Dataset entries:
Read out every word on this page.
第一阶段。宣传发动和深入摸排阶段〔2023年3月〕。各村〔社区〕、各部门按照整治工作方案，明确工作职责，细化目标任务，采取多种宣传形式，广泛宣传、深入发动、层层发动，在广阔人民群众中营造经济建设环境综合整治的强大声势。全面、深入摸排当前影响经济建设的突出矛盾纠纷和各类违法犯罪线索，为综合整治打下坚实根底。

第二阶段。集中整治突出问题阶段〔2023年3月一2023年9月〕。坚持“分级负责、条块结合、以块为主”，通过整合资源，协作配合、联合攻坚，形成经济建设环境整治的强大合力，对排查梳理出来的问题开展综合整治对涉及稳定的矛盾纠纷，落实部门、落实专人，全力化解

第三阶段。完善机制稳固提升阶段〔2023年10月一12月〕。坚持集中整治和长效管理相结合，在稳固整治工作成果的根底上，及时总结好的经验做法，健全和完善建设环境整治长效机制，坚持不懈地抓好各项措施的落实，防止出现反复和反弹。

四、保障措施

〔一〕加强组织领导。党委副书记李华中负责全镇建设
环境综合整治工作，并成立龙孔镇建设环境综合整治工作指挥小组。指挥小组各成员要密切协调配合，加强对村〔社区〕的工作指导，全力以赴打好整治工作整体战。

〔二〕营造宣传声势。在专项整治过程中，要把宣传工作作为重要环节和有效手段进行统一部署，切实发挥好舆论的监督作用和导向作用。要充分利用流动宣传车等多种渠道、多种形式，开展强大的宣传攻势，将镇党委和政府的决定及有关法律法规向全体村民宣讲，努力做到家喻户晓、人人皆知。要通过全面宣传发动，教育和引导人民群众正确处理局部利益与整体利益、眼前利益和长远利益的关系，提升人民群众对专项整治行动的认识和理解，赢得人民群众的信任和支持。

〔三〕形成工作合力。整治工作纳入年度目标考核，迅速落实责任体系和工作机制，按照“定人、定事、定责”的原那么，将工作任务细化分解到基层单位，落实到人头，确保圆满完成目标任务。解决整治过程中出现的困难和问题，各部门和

_Task prompt_
Quote all the records. Keep every word exact.

_Answer to the task_
Read out every word on this page.
第一阶段。宣传发动和深入摸排阶段〔2023年3月〕。各村〔社区〕、各部门按照整治工作方案，明确工作职责，细化目标任务，采取多种宣传形式，广泛宣传、深入发动、层层发动，在广阔人民群众中营造经济建设环境综合整治的强大声势。全面、深入摸排当前影响经济建设的突出矛盾纠纷和各类违法犯罪线索，为综合整治打下坚实根底。

第二阶段。集中整治突出问题阶段〔2023年3月一2023年9月〕。坚持“分级负责、条块结合、以块为主”，通过整合资源，协作配合、联合攻坚，形成经济建设环境整治的强大合力，对排查梳理出来的问题开展综合整治对涉及稳定的矛盾纠纷，落实部门、落实专人，全力化解

第三阶段。完善机制稳固提升阶段〔2023年10月一12月〕。坚持集中整治和长效管理相结合，在稳固整治工作成果的根底上，及时总结好的经验做法，健全和完善建设环境整治长效机制，坚持不懈地抓好各项措施的落实，防止出现反复和反弹。

四、保障措施

〔一〕加强组织领导。党委副书记李华中负责全镇建设
环境综合整治工作，并成立龙孔镇建设环境综合整治工作指挥小组。指挥小组各成员要密切协调配合，加强对村〔社区〕的工作指导，全力以赴打好整治工作整体战。

〔二〕营造宣传声势。在专项整治过程中，要把宣传工作作为重要环节和有效手段进行统一部署，切实发挥好舆论的监督作用和导向作用。要充分利用流动宣传车等多种渠道、多种形式，开展强大的宣传攻势，将镇党委和政府的决定及有关法律法规向全体村民宣讲，努力做到家喻户晓、人人皆知。要通过全面宣传发动，教育和引导人民群众正确处理局部利益与整体利益、眼前利益和长远利益的关系，提升人民群众对专项整治行动的认识和理解，赢得人民群众的信任和支持。

〔三〕形成工作合力。整治工作纳入年度目标考核，迅速落实责任体系和工作机制，按照“定人、定事、定责”的原那么，将工作任务细化分解到基层单位，落实到人头，确保圆满完成目标任务。解决整治过程中出现的困难和问题，各部门和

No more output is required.